◆ Directions for this task:
Write out the material again word for word, dropping any images it holds.

===== Given data

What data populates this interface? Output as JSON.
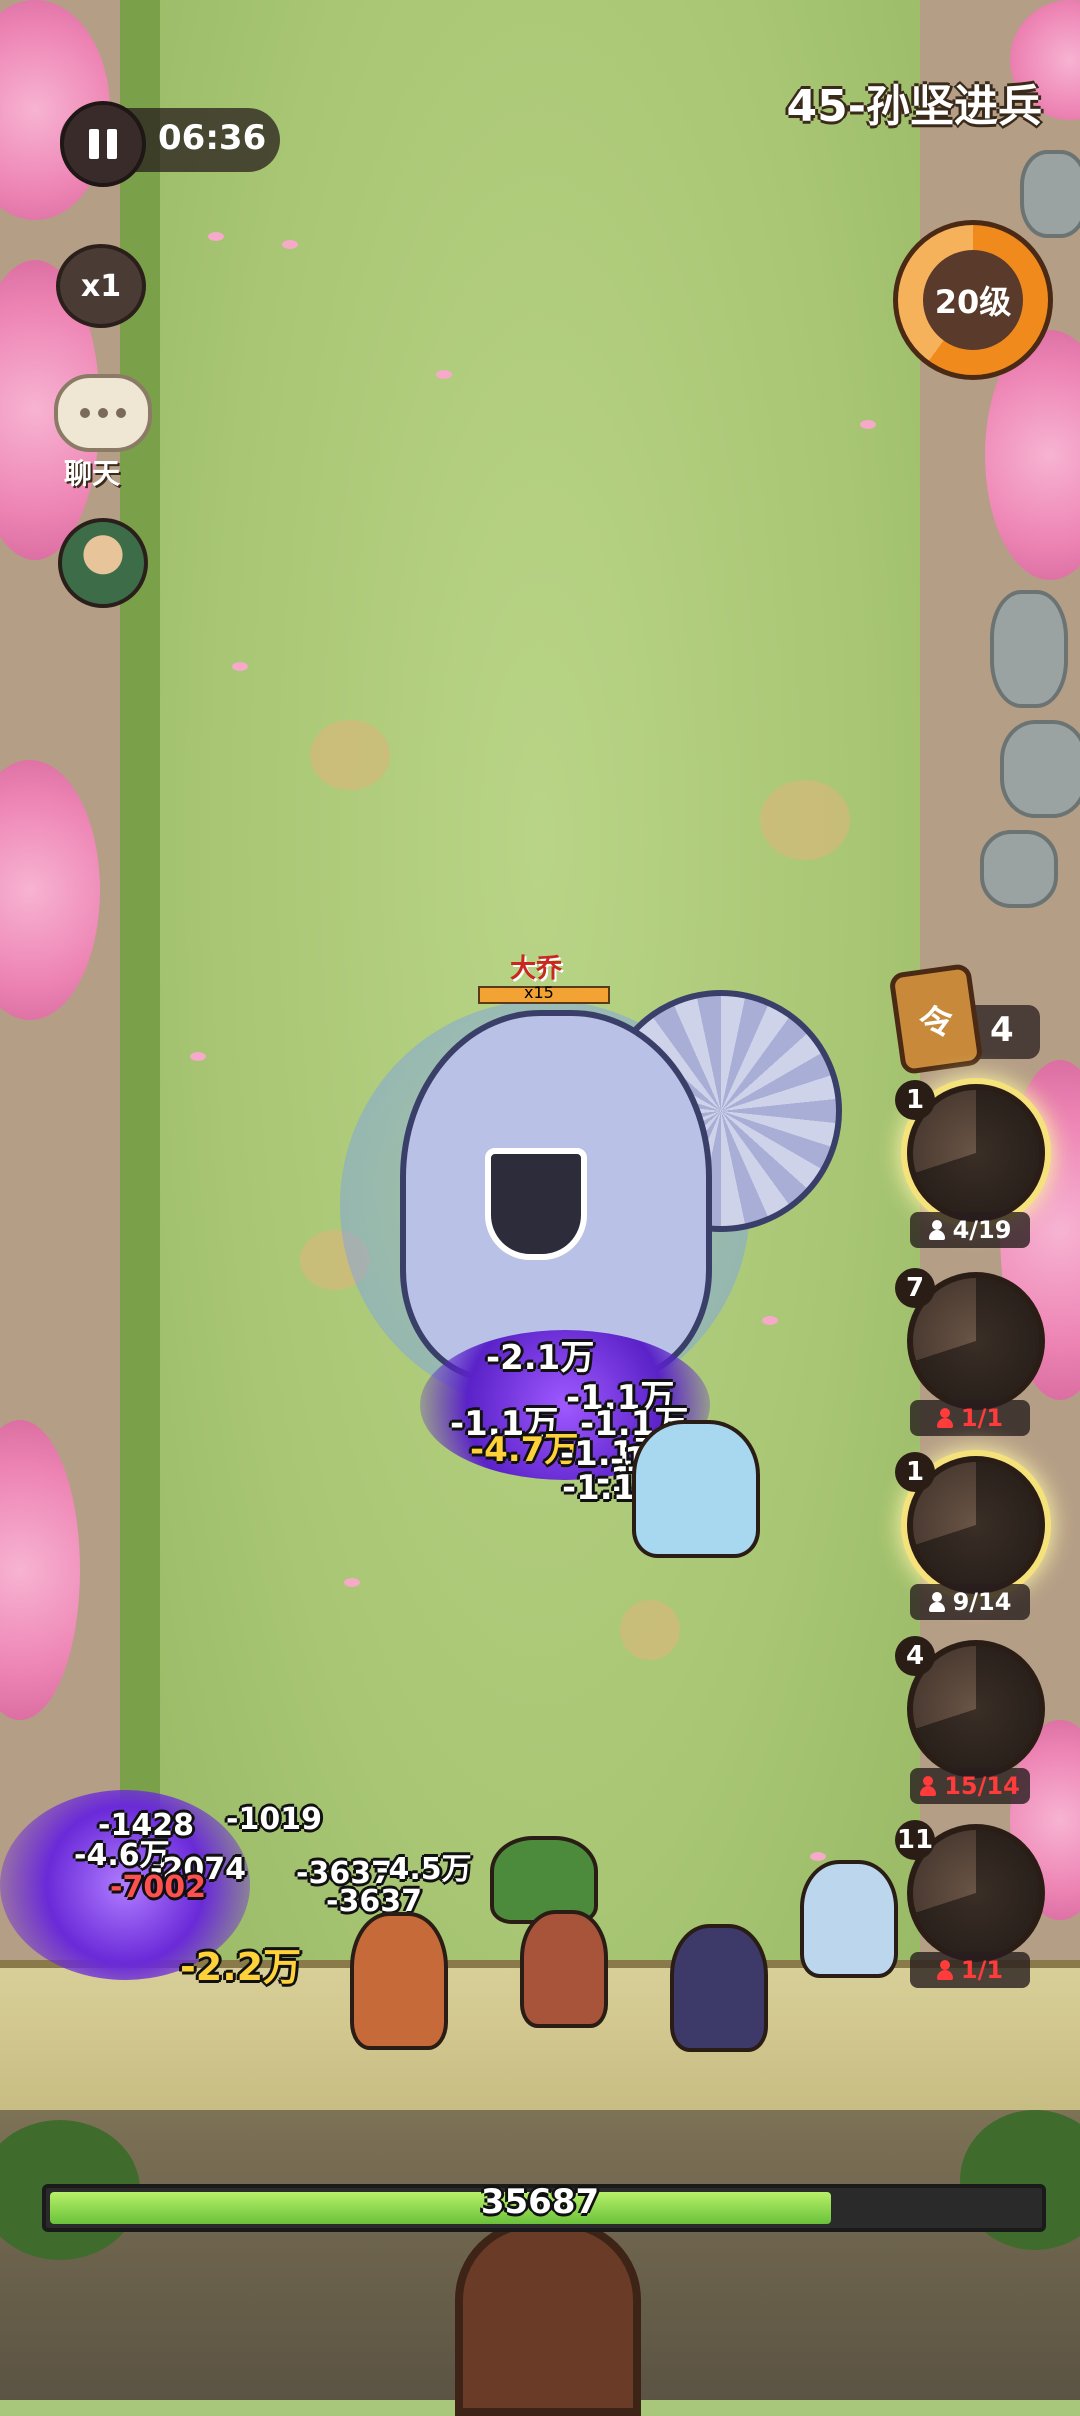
{
  "hud": {
    "timer": "06:36",
    "level_title": "45-孙坚进兵",
    "player_level": "20级",
    "speed": "x1",
    "chat_label": "聊天"
  },
  "boss": {
    "name": "大乔",
    "multiplier": "x15"
  },
  "damage_numbers": {
    "boss": [
      "-2.1万",
      "-1.1万",
      "-1.1万",
      "-1.1万",
      "-4.7万",
      "-1.1万",
      "-1.1万",
      "-1.1万",
      "-1.1万"
    ],
    "left": [
      "-1428",
      "-1019",
      "-4.6万",
      "-2074",
      "-7002",
      "-3637",
      "-3637",
      "-4.5万",
      "-2.2万"
    ]
  },
  "units_panel": {
    "command_tokens": "4",
    "units": [
      {
        "level": "1",
        "count": "4/19",
        "alert": false,
        "ready": true
      },
      {
        "level": "7",
        "count": "1/1",
        "alert": true,
        "ready": false
      },
      {
        "level": "1",
        "count": "9/14",
        "alert": false,
        "ready": true
      },
      {
        "level": "4",
        "count": "15/14",
        "alert": true,
        "ready": false
      },
      {
        "level": "11",
        "count": "1/1",
        "alert": true,
        "ready": false
      }
    ]
  },
  "wall": {
    "hp": "35687",
    "hp_fraction": 0.79
  },
  "colors": {
    "alert": "#ff3b3b",
    "damage_yellow": "#ffd23a",
    "hp_green": "#8ed84e",
    "level_ring": "#f08a1d"
  },
  "icons": [
    "pause-icon",
    "speed-icon",
    "chat-icon",
    "hero-avatar",
    "command-token-icon",
    "person-icon",
    "shield-icon"
  ]
}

==========

◆ Solution to this task:
What data populates this interface? Output as JSON.
{
  "hud": {
    "timer": "06:36",
    "level_title": "45-孙坚进兵",
    "player_level": "20级",
    "speed": "x1",
    "chat_label": "聊天"
  },
  "boss": {
    "name": "大乔",
    "multiplier": "x15"
  },
  "damage_numbers": {
    "boss": [
      "-2.1万",
      "-1.1万",
      "-1.1万",
      "-1.1万",
      "-4.7万",
      "-1.1万",
      "-1.1万",
      "-1.1万",
      "-1.1万"
    ],
    "left": [
      "-1428",
      "-1019",
      "-4.6万",
      "-2074",
      "-7002",
      "-3637",
      "-3637",
      "-4.5万",
      "-2.2万"
    ]
  },
  "units_panel": {
    "command_tokens": "4",
    "units": [
      {
        "level": "1",
        "count": "4/19",
        "alert": false,
        "ready": true
      },
      {
        "level": "7",
        "count": "1/1",
        "alert": true,
        "ready": false
      },
      {
        "level": "1",
        "count": "9/14",
        "alert": false,
        "ready": true
      },
      {
        "level": "4",
        "count": "15/14",
        "alert": true,
        "ready": false
      },
      {
        "level": "11",
        "count": "1/1",
        "alert": true,
        "ready": false
      }
    ]
  },
  "wall": {
    "hp": "35687",
    "hp_fraction": 0.79
  },
  "colors": {
    "alert": "#ff3b3b",
    "damage_yellow": "#ffd23a",
    "hp_green": "#8ed84e",
    "level_ring": "#f08a1d"
  },
  "icons": [
    "pause-icon",
    "speed-icon",
    "chat-icon",
    "hero-avatar",
    "command-token-icon",
    "person-icon",
    "shield-icon"
  ]
}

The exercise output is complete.